─── Records for processing
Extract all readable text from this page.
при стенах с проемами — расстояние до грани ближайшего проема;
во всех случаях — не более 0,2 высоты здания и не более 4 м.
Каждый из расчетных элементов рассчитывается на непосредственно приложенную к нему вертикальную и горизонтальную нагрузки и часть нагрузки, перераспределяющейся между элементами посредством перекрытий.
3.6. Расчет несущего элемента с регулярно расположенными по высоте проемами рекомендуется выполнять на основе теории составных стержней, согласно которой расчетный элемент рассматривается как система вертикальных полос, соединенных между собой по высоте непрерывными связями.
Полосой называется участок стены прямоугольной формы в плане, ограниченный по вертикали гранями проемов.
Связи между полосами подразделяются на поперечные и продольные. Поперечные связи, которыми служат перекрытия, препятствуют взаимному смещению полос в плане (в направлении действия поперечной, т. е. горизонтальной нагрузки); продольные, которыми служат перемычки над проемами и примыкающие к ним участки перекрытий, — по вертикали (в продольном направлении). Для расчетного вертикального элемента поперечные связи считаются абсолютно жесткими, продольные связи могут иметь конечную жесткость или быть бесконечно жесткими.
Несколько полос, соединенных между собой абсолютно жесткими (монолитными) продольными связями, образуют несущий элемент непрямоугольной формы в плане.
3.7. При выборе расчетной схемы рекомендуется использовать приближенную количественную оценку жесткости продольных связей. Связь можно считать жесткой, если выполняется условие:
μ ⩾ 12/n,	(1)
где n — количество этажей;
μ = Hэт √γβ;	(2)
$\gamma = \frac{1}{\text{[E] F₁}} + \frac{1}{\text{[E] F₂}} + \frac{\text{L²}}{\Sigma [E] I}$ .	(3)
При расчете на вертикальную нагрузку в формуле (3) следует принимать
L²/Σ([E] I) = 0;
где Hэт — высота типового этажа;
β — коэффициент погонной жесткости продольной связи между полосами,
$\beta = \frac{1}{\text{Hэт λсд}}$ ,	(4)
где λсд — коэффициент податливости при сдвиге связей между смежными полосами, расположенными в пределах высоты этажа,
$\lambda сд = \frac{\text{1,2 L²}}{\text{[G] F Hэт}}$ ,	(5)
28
──────
─── Records for processing
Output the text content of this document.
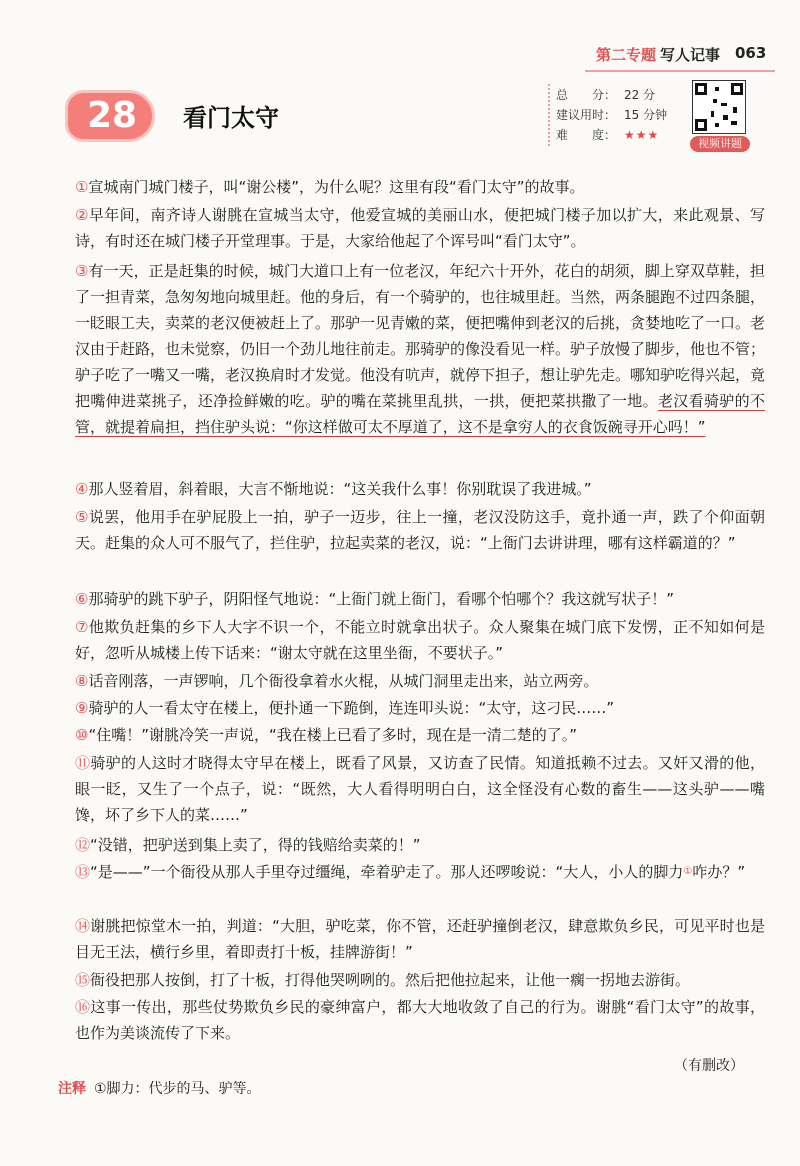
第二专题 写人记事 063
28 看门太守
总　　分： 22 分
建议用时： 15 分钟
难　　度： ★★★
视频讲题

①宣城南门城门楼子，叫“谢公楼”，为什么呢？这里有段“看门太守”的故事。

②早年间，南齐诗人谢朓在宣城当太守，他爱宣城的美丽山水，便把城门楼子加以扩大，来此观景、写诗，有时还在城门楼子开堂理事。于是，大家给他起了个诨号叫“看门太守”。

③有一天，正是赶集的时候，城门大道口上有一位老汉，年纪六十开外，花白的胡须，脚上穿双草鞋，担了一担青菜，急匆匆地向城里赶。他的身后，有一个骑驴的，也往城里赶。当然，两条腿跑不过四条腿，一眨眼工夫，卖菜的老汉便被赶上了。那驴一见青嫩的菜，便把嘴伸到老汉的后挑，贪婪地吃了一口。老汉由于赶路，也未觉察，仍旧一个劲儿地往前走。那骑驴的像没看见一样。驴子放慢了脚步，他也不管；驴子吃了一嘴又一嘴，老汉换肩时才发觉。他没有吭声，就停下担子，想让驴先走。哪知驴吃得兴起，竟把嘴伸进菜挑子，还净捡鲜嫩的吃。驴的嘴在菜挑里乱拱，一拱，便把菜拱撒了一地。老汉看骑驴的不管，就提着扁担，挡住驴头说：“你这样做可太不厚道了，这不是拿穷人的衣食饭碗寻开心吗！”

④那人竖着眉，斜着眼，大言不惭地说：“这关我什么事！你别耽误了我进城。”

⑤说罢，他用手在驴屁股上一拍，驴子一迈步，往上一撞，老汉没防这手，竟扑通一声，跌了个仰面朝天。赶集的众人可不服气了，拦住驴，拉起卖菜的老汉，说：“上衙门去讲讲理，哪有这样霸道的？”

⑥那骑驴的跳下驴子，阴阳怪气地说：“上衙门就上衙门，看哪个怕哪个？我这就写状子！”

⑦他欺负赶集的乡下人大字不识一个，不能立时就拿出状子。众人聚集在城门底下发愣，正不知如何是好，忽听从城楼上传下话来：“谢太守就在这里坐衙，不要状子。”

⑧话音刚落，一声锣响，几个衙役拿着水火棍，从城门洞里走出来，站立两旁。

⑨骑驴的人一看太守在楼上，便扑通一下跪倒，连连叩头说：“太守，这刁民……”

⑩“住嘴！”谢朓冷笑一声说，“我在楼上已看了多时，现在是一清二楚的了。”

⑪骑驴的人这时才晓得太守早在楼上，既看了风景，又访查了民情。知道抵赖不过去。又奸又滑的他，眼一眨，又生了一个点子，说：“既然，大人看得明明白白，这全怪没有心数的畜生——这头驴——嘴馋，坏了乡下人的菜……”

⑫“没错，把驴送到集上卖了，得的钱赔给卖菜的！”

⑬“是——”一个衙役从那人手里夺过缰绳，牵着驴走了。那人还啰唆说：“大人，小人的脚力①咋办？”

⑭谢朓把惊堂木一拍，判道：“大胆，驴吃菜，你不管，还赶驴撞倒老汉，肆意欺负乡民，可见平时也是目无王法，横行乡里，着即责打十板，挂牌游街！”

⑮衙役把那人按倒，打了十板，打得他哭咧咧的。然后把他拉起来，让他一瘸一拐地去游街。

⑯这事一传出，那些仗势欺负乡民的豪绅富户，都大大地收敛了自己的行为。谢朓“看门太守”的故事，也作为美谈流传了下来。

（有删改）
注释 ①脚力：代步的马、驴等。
──────
Exercise objective => State the count of lines with the word "this" in them, and write nothing else.

Solved exercise => 2